■ AVAILABLE RECORDS

--*--

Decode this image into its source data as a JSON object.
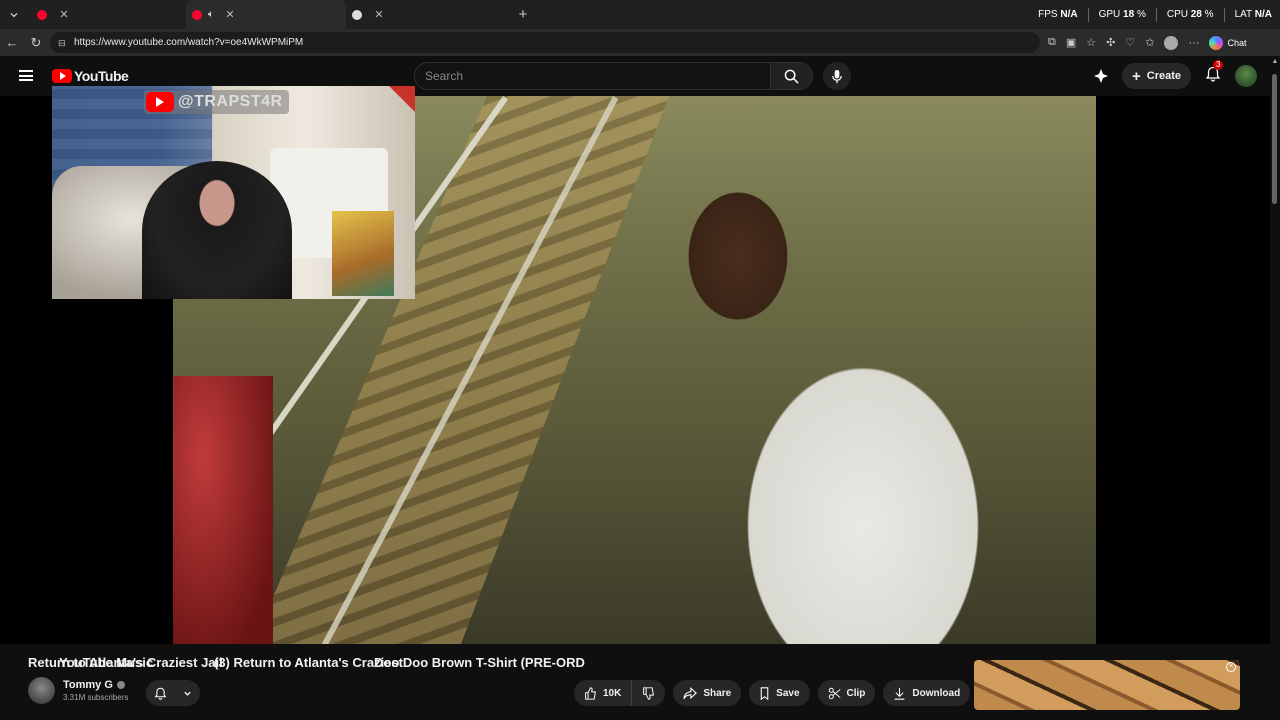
{
  "browser": {
    "tabs": [
      {
        "title": "YouTube Music",
        "favicon_color": "#ff0033"
      },
      {
        "title": "(3) Return to Atlanta's Craziest",
        "favicon_color": "#ff0033"
      },
      {
        "title": "Doo Doo Brown T-Shirt (PRE-ORD",
        "favicon_color": "#dddddd"
      }
    ],
    "url": "https://www.youtube.com/watch?v=oe4WkWPMiPM",
    "chat_label": "Chat"
  },
  "hud": {
    "fps_label": "FPS",
    "fps_value": "N/A",
    "gpu_label": "GPU",
    "gpu_value": "18",
    "cpu_label": "CPU",
    "cpu_value": "28",
    "lat_label": "LAT",
    "lat_value": "N/A",
    "percent": "%"
  },
  "youtube": {
    "logo_text": "YouTube",
    "search_placeholder": "Search",
    "create_label": "Create",
    "notifications_count": "3"
  },
  "pip": {
    "channel_tag": "@TRAPST4R"
  },
  "video": {
    "title": "Return to Atlanta's Craziest Jail",
    "channel_name": "Tommy G",
    "subscribers": "3.31M subscribers",
    "likes": "10K",
    "share_label": "Share",
    "save_label": "Save",
    "clip_label": "Clip",
    "download_label": "Download"
  },
  "colors": {
    "accent": "#ff0000",
    "background": "#0f0f0f",
    "pill": "#272727"
  }
}
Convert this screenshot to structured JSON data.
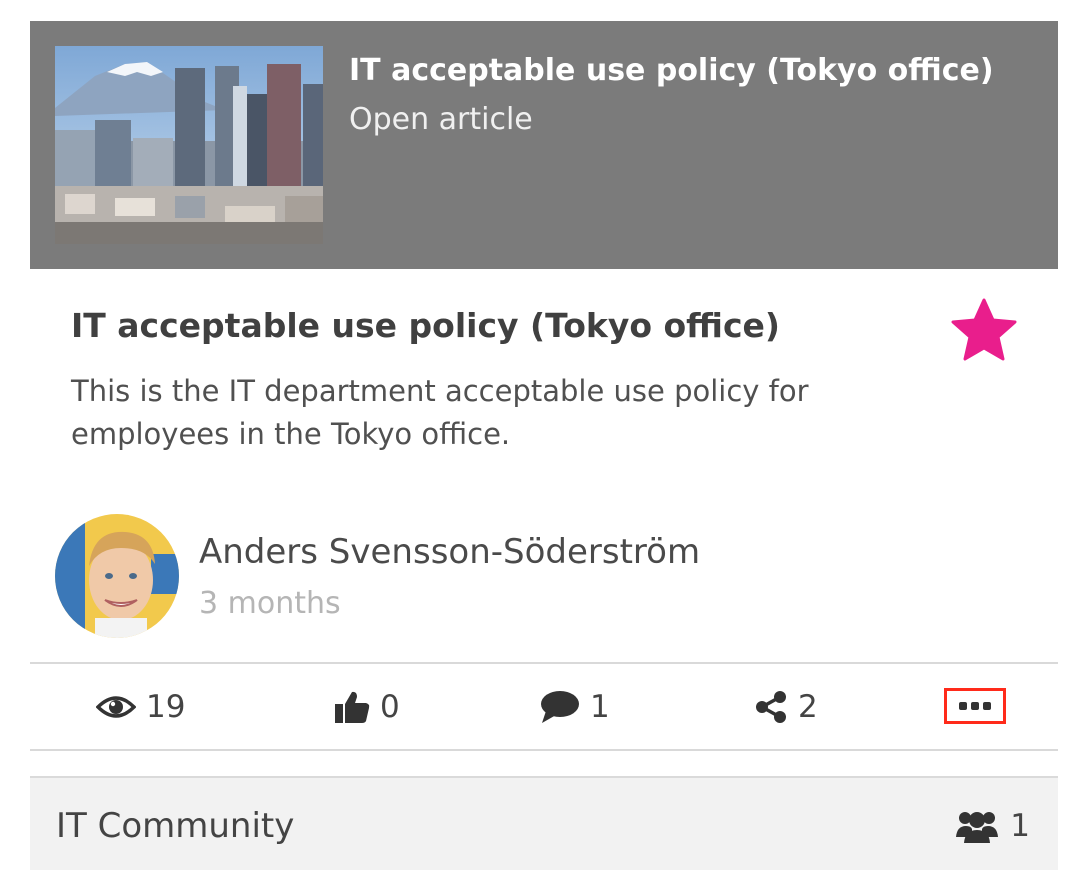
{
  "banner": {
    "title": "IT acceptable use policy (Tokyo office)",
    "subtitle": "Open article"
  },
  "article": {
    "title": "IT acceptable use policy (Tokyo office)",
    "description": "This is the IT department acceptable use policy for employees in the Tokyo office.",
    "favorited": true,
    "star_color": "#e91e8c"
  },
  "author": {
    "name": "Anders Svensson-Söderström",
    "time_ago": "3 months"
  },
  "stats": {
    "views": "19",
    "likes": "0",
    "comments": "1",
    "shares": "2"
  },
  "icons": {
    "views": "eye-icon",
    "likes": "thumbs-up-icon",
    "comments": "comment-icon",
    "shares": "share-icon",
    "more": "ellipsis-icon",
    "members": "users-icon"
  },
  "community": {
    "name": "IT Community",
    "member_count": "1"
  },
  "colors": {
    "banner_bg": "#7b7b7b",
    "highlight_border": "#ff2a1a"
  }
}
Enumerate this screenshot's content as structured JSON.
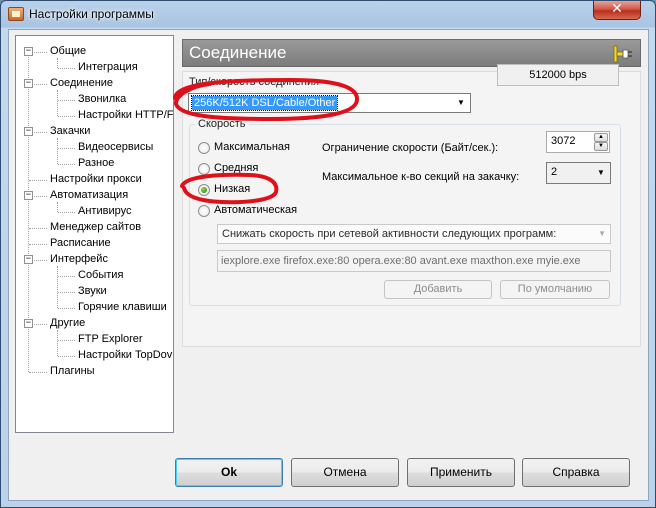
{
  "window": {
    "title": "Настройки программы",
    "close_glyph": "✕"
  },
  "tree": {
    "items": [
      {
        "label": "Общие",
        "level": 0,
        "expander": "−"
      },
      {
        "label": "Интеграция",
        "level": 1
      },
      {
        "label": "Соединение",
        "level": 0,
        "expander": "−"
      },
      {
        "label": "Звонилка",
        "level": 1
      },
      {
        "label": "Настройки HTTP/F",
        "level": 1
      },
      {
        "label": "Закачки",
        "level": 0,
        "expander": "−"
      },
      {
        "label": "Видеосервисы",
        "level": 1
      },
      {
        "label": "Разное",
        "level": 1
      },
      {
        "label": "Настройки прокси",
        "level": 0
      },
      {
        "label": "Автоматизация",
        "level": 0,
        "expander": "−"
      },
      {
        "label": "Антивирус",
        "level": 1
      },
      {
        "label": "Менеджер сайтов",
        "level": 0
      },
      {
        "label": "Расписание",
        "level": 0
      },
      {
        "label": "Интерфейс",
        "level": 0,
        "expander": "−"
      },
      {
        "label": "События",
        "level": 1
      },
      {
        "label": "Звуки",
        "level": 1
      },
      {
        "label": "Горячие клавиши",
        "level": 1
      },
      {
        "label": "Другие",
        "level": 0,
        "expander": "−"
      },
      {
        "label": "FTP Explorer",
        "level": 1
      },
      {
        "label": "Настройки TopDov",
        "level": 1
      },
      {
        "label": "Плагины",
        "level": 0
      }
    ]
  },
  "panel": {
    "title": "Соединение",
    "icon": "plug-icon",
    "connection": {
      "label": "Тип/скорость соединения",
      "selected": "256K/512K DSL/Cable/Other",
      "bps": "512000 bps"
    },
    "speed": {
      "label": "Скорость",
      "options": [
        "Максимальная",
        "Средняя",
        "Низкая",
        "Автоматическая"
      ],
      "selected": "Низкая",
      "limit_label": "Ограничение скорости (Байт/сек.):",
      "limit_value": "3072",
      "sections_label": "Максимальное к-во секций на закачку:",
      "sections_value": "2",
      "auto_combo": "Снижать скорость при сетевой активности следующих программ:",
      "programs": "iexplore.exe firefox.exe:80 opera.exe:80 avant.exe maxthon.exe myie.exe",
      "add_button": "Добавить",
      "default_button": "По умолчанию"
    }
  },
  "buttons": {
    "ok": "Ok",
    "cancel": "Отмена",
    "apply": "Применить",
    "help": "Справка"
  },
  "colors": {
    "annotation_red": "#e0101a",
    "selection_blue": "#3399ff",
    "header_gray": "#8a8a8a"
  }
}
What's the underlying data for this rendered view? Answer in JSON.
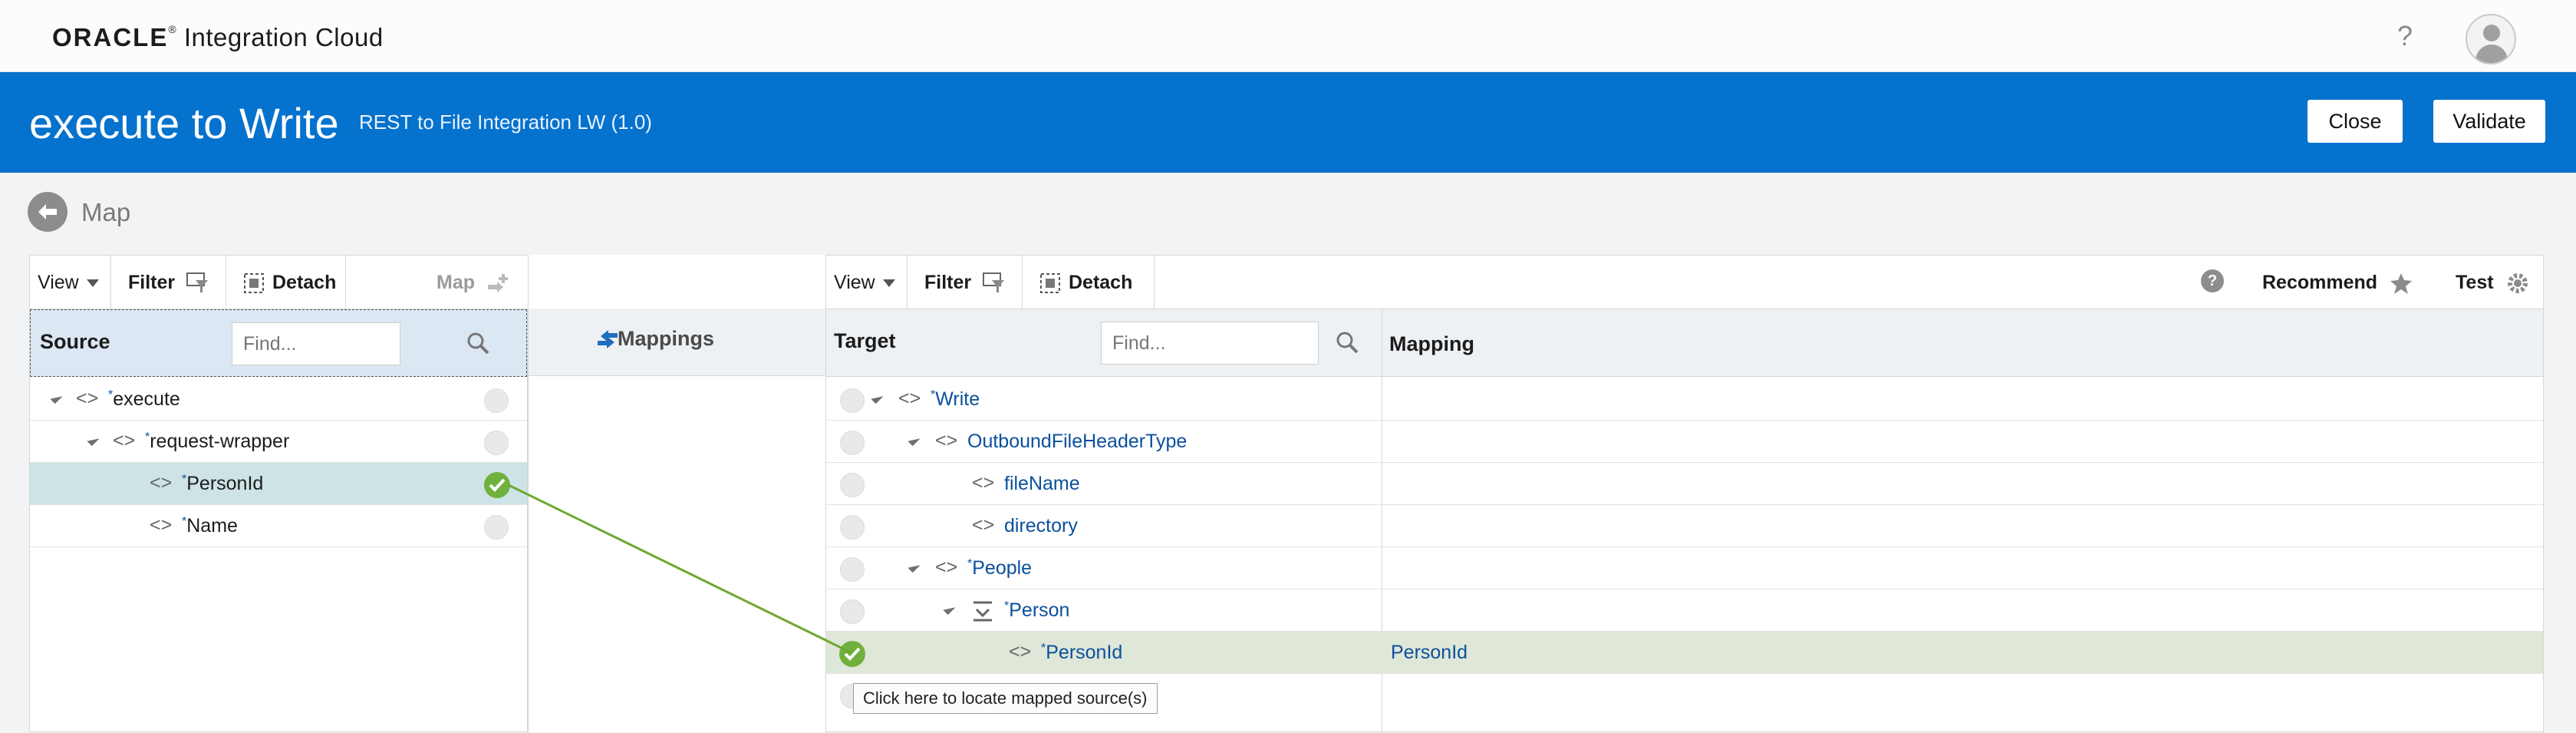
{
  "app": {
    "brand_oracle": "ORACLE",
    "brand_reg": "®",
    "brand_product": "Integration Cloud",
    "help_label": "?"
  },
  "header": {
    "title": "execute to Write",
    "subtitle": "REST to File Integration LW (1.0)",
    "close_label": "Close",
    "validate_label": "Validate"
  },
  "section": {
    "title": "Map"
  },
  "source_panel": {
    "toolbar": {
      "view": "View",
      "filter": "Filter",
      "detach": "Detach",
      "map": "Map"
    },
    "header_label": "Source",
    "find_placeholder": "Find...",
    "rows": [
      {
        "label": "execute",
        "required": "*",
        "status": "unmapped"
      },
      {
        "label": "request-wrapper",
        "required": "*",
        "status": "unmapped"
      },
      {
        "label": "PersonId",
        "required": "*",
        "status": "mapped",
        "selected": true
      },
      {
        "label": "Name",
        "required": "*",
        "status": "unmapped"
      }
    ]
  },
  "mappings_panel": {
    "label": "Mappings"
  },
  "target_panel": {
    "toolbar": {
      "view": "View",
      "filter": "Filter",
      "detach": "Detach",
      "help": "?",
      "recommend": "Recommend",
      "test": "Test"
    },
    "header_label": "Target",
    "find_placeholder": "Find...",
    "mapping_header": "Mapping",
    "rows": [
      {
        "label": "Write",
        "required": "*",
        "status": "unmapped",
        "mapping": ""
      },
      {
        "label": "OutboundFileHeaderType",
        "required": "",
        "status": "unmapped",
        "mapping": ""
      },
      {
        "label": "fileName",
        "required": "",
        "status": "unmapped",
        "mapping": ""
      },
      {
        "label": "directory",
        "required": "",
        "status": "unmapped",
        "mapping": ""
      },
      {
        "label": "People",
        "required": "*",
        "status": "unmapped",
        "mapping": ""
      },
      {
        "label": "Person",
        "required": "*",
        "status": "unmapped",
        "mapping": ""
      },
      {
        "label": "PersonId",
        "required": "*",
        "status": "mapped",
        "mapping": "PersonId",
        "selected": true
      }
    ]
  },
  "tooltip": {
    "text": "Click here to locate mapped source(s)"
  },
  "colors": {
    "brand_blue": "#0572ce",
    "mapped_green": "#6fb13c",
    "link_blue": "#0b4f9c"
  }
}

--*--

■ GIVEN REQUEST
Every entry above should be duplicated exactly. Do not include the images.

■ SOLUTION TO THIS TASK
Decode this image into its source data as a JSON object.
{
  "browser": {
    "tabs": [
      {
        "title": "YouTube Music",
        "favicon_color": "#ff0033"
      },
      {
        "title": "(3) Return to Atlanta's Craziest",
        "favicon_color": "#ff0033"
      },
      {
        "title": "Doo Doo Brown T-Shirt (PRE-ORD",
        "favicon_color": "#dddddd"
      }
    ],
    "url": "https://www.youtube.com/watch?v=oe4WkWPMiPM",
    "chat_label": "Chat"
  },
  "hud": {
    "fps_label": "FPS",
    "fps_value": "N/A",
    "gpu_label": "GPU",
    "gpu_value": "18",
    "cpu_label": "CPU",
    "cpu_value": "28",
    "lat_label": "LAT",
    "lat_value": "N/A",
    "percent": "%"
  },
  "youtube": {
    "logo_text": "YouTube",
    "search_placeholder": "Search",
    "create_label": "Create",
    "notifications_count": "3"
  },
  "pip": {
    "channel_tag": "@TRAPST4R"
  },
  "video": {
    "title": "Return to Atlanta's Craziest Jail",
    "channel_name": "Tommy G",
    "subscribers": "3.31M subscribers",
    "likes": "10K",
    "share_label": "Share",
    "save_label": "Save",
    "clip_label": "Clip",
    "download_label": "Download"
  },
  "colors": {
    "accent": "#ff0000",
    "background": "#0f0f0f",
    "pill": "#272727"
  }
}
Convert this screenshot to structured JSON data.
{
  "banner": {
    "title": "IT acceptable use policy (Tokyo office)",
    "subtitle": "Open article"
  },
  "article": {
    "title": "IT acceptable use policy (Tokyo office)",
    "description": "This is the IT department acceptable use policy for employees in the Tokyo office.",
    "favorited": true,
    "star_color": "#e91e8c"
  },
  "author": {
    "name": "Anders Svensson-Söderström",
    "time_ago": "3 months"
  },
  "stats": {
    "views": "19",
    "likes": "0",
    "comments": "1",
    "shares": "2"
  },
  "icons": {
    "views": "eye-icon",
    "likes": "thumbs-up-icon",
    "comments": "comment-icon",
    "shares": "share-icon",
    "more": "ellipsis-icon",
    "members": "users-icon"
  },
  "community": {
    "name": "IT Community",
    "member_count": "1"
  },
  "colors": {
    "banner_bg": "#7b7b7b",
    "highlight_border": "#ff2a1a"
  }
}
Enumerate this screenshot's content as structured JSON.
{
  "window": {
    "title": "Настройки программы",
    "close_glyph": "✕"
  },
  "tree": {
    "items": [
      {
        "label": "Общие",
        "level": 0,
        "expander": "−"
      },
      {
        "label": "Интеграция",
        "level": 1
      },
      {
        "label": "Соединение",
        "level": 0,
        "expander": "−"
      },
      {
        "label": "Звонилка",
        "level": 1
      },
      {
        "label": "Настройки HTTP/F",
        "level": 1
      },
      {
        "label": "Закачки",
        "level": 0,
        "expander": "−"
      },
      {
        "label": "Видеосервисы",
        "level": 1
      },
      {
        "label": "Разное",
        "level": 1
      },
      {
        "label": "Настройки прокси",
        "level": 0
      },
      {
        "label": "Автоматизация",
        "level": 0,
        "expander": "−"
      },
      {
        "label": "Антивирус",
        "level": 1
      },
      {
        "label": "Менеджер сайтов",
        "level": 0
      },
      {
        "label": "Расписание",
        "level": 0
      },
      {
        "label": "Интерфейс",
        "level": 0,
        "expander": "−"
      },
      {
        "label": "События",
        "level": 1
      },
      {
        "label": "Звуки",
        "level": 1
      },
      {
        "label": "Горячие клавиши",
        "level": 1
      },
      {
        "label": "Другие",
        "level": 0,
        "expander": "−"
      },
      {
        "label": "FTP Explorer",
        "level": 1
      },
      {
        "label": "Настройки TopDov",
        "level": 1
      },
      {
        "label": "Плагины",
        "level": 0
      }
    ]
  },
  "panel": {
    "title": "Соединение",
    "icon": "plug-icon",
    "connection": {
      "label": "Тип/скорость соединения",
      "selected": "256K/512K DSL/Cable/Other",
      "bps": "512000 bps"
    },
    "speed": {
      "label": "Скорость",
      "options": [
        "Максимальная",
        "Средняя",
        "Низкая",
        "Автоматическая"
      ],
      "selected": "Низкая",
      "limit_label": "Ограничение скорости (Байт/сек.):",
      "limit_value": "3072",
      "sections_label": "Максимальное к-во секций на закачку:",
      "sections_value": "2",
      "auto_combo": "Снижать скорость при сетевой активности следующих программ:",
      "programs": "iexplore.exe firefox.exe:80 opera.exe:80 avant.exe maxthon.exe myie.exe",
      "add_button": "Добавить",
      "default_button": "По умолчанию"
    }
  },
  "buttons": {
    "ok": "Ok",
    "cancel": "Отмена",
    "apply": "Применить",
    "help": "Справка"
  },
  "colors": {
    "annotation_red": "#e0101a",
    "selection_blue": "#3399ff",
    "header_gray": "#8a8a8a"
  }
}
What's the underlying data for this rendered view? Answer in JSON.
{
  "app": {
    "brand_oracle": "ORACLE",
    "brand_reg": "®",
    "brand_product": "Integration Cloud",
    "help_label": "?"
  },
  "header": {
    "title": "execute to Write",
    "subtitle": "REST to File Integration LW (1.0)",
    "close_label": "Close",
    "validate_label": "Validate"
  },
  "section": {
    "title": "Map"
  },
  "source_panel": {
    "toolbar": {
      "view": "View",
      "filter": "Filter",
      "detach": "Detach",
      "map": "Map"
    },
    "header_label": "Source",
    "find_placeholder": "Find...",
    "rows": [
      {
        "label": "execute",
        "required": "*",
        "status": "unmapped"
      },
      {
        "label": "request-wrapper",
        "required": "*",
        "status": "unmapped"
      },
      {
        "label": "PersonId",
        "required": "*",
        "status": "mapped",
        "selected": true
      },
      {
        "label": "Name",
        "required": "*",
        "status": "unmapped"
      }
    ]
  },
  "mappings_panel": {
    "label": "Mappings"
  },
  "target_panel": {
    "toolbar": {
      "view": "View",
      "filter": "Filter",
      "detach": "Detach",
      "help": "?",
      "recommend": "Recommend",
      "test": "Test"
    },
    "header_label": "Target",
    "find_placeholder": "Find...",
    "mapping_header": "Mapping",
    "rows": [
      {
        "label": "Write",
        "required": "*",
        "status": "unmapped",
        "mapping": ""
      },
      {
        "label": "OutboundFileHeaderType",
        "required": "",
        "status": "unmapped",
        "mapping": ""
      },
      {
        "label": "fileName",
        "required": "",
        "status": "unmapped",
        "mapping": ""
      },
      {
        "label": "directory",
        "required": "",
        "status": "unmapped",
        "mapping": ""
      },
      {
        "label": "People",
        "required": "*",
        "status": "unmapped",
        "mapping": ""
      },
      {
        "label": "Person",
        "required": "*",
        "status": "unmapped",
        "mapping": ""
      },
      {
        "label": "PersonId",
        "required": "*",
        "status": "mapped",
        "mapping": "PersonId",
        "selected": true
      }
    ]
  },
  "tooltip": {
    "text": "Click here to locate mapped source(s)"
  },
  "colors": {
    "brand_blue": "#0572ce",
    "mapped_green": "#6fb13c",
    "link_blue": "#0b4f9c"
  }
}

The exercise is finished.